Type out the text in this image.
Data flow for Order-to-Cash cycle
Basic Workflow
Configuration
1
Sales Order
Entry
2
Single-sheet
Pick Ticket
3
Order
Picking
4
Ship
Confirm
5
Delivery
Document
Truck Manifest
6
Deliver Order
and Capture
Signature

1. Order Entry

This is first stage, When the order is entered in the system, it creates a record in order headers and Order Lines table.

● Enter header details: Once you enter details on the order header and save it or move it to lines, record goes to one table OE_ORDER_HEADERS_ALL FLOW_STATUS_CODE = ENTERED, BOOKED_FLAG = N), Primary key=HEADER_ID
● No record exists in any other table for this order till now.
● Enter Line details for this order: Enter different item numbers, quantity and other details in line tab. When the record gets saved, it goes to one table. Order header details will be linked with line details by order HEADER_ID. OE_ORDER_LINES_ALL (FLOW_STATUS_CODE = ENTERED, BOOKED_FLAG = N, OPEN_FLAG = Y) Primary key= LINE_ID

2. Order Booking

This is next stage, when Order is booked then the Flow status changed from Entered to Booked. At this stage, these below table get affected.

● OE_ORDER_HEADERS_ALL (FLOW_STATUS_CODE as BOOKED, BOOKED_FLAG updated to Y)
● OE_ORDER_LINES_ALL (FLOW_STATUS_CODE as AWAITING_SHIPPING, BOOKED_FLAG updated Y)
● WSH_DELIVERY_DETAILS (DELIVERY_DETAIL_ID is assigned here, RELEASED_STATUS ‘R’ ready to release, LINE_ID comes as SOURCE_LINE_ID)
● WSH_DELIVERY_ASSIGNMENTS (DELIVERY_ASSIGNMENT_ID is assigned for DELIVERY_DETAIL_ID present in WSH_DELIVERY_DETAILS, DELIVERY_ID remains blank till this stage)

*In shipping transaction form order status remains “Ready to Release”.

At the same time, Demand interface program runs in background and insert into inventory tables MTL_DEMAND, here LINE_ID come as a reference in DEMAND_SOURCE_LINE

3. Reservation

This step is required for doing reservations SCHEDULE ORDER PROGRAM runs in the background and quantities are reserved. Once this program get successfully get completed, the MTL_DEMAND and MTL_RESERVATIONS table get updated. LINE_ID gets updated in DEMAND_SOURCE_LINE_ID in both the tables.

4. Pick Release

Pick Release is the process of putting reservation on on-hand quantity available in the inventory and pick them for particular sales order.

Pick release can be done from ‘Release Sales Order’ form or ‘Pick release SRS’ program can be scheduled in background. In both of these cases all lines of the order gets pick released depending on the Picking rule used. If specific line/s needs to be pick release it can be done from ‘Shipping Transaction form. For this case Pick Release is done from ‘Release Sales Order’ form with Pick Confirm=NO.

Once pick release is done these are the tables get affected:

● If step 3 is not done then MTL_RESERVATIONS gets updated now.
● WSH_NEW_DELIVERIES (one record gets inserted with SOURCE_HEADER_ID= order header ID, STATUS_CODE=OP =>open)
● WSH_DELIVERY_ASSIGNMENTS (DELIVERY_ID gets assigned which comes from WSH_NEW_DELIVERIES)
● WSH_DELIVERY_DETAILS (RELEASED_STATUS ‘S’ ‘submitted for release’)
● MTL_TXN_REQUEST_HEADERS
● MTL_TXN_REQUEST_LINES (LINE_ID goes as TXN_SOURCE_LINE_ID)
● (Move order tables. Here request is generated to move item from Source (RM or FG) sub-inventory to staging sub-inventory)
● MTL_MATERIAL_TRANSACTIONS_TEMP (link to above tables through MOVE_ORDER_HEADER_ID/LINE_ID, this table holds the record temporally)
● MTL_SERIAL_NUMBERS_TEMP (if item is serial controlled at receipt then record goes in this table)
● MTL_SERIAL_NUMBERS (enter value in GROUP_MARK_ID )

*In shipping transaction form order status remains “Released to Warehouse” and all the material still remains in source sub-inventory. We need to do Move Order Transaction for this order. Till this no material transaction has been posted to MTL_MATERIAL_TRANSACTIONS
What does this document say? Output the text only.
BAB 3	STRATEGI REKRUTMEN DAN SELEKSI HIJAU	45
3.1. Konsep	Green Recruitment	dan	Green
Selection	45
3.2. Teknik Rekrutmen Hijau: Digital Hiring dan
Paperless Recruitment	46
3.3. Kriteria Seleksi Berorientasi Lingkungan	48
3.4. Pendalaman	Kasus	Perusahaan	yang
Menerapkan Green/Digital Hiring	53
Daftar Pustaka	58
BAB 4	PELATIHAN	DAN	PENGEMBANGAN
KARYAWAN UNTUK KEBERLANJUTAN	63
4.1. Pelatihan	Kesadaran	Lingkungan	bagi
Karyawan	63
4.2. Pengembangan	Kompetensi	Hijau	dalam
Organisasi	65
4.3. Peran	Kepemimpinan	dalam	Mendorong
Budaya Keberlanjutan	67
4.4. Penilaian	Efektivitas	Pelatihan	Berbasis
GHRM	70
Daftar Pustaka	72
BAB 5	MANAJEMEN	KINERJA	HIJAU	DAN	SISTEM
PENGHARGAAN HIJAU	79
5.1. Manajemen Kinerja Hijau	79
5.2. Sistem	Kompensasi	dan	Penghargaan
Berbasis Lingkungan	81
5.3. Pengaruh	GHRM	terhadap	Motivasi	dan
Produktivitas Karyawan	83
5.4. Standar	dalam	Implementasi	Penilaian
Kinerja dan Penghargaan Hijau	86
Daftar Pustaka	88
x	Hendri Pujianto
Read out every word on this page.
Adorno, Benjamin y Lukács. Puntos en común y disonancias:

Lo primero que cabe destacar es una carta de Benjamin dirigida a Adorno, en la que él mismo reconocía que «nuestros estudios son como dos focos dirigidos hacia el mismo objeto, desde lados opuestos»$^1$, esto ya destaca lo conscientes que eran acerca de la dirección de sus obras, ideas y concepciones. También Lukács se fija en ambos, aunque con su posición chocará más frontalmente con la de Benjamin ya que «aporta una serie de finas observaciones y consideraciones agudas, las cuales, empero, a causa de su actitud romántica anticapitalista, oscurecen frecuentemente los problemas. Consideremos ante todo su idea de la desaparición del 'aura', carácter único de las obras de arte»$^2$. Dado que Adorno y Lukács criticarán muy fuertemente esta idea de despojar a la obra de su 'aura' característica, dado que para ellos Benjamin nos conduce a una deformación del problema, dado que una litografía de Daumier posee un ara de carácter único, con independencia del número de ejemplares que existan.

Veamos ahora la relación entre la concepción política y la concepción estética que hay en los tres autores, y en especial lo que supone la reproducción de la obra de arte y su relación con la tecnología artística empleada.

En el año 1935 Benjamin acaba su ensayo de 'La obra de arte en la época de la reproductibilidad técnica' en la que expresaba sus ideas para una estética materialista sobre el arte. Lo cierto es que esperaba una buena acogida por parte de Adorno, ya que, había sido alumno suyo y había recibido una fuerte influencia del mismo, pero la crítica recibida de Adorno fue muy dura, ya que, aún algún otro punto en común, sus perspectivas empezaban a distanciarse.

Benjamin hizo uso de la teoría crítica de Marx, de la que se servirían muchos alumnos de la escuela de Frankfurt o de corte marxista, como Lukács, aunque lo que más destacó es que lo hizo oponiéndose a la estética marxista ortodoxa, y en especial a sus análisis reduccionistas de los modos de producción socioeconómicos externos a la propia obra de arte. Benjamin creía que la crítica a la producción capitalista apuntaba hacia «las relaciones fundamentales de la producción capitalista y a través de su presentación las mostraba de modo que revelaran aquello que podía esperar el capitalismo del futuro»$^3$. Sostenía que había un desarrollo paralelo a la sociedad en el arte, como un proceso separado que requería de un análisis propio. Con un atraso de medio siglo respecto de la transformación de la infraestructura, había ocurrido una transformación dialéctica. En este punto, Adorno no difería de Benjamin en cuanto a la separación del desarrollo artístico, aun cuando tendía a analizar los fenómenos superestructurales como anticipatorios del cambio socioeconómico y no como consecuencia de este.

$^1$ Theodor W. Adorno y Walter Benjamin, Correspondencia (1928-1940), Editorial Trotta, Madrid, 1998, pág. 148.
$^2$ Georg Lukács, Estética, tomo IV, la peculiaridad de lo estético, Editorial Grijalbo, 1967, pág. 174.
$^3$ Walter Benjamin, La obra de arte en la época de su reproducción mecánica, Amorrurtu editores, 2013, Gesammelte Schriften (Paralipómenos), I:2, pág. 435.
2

**AIM OF THE TASK**
In the lines above, locate the string "Daftar". Copy every line where it occurs.

**RESPONSE**
Daftar Pustaka	58
Daftar Pustaka	72
Daftar Pustaka	88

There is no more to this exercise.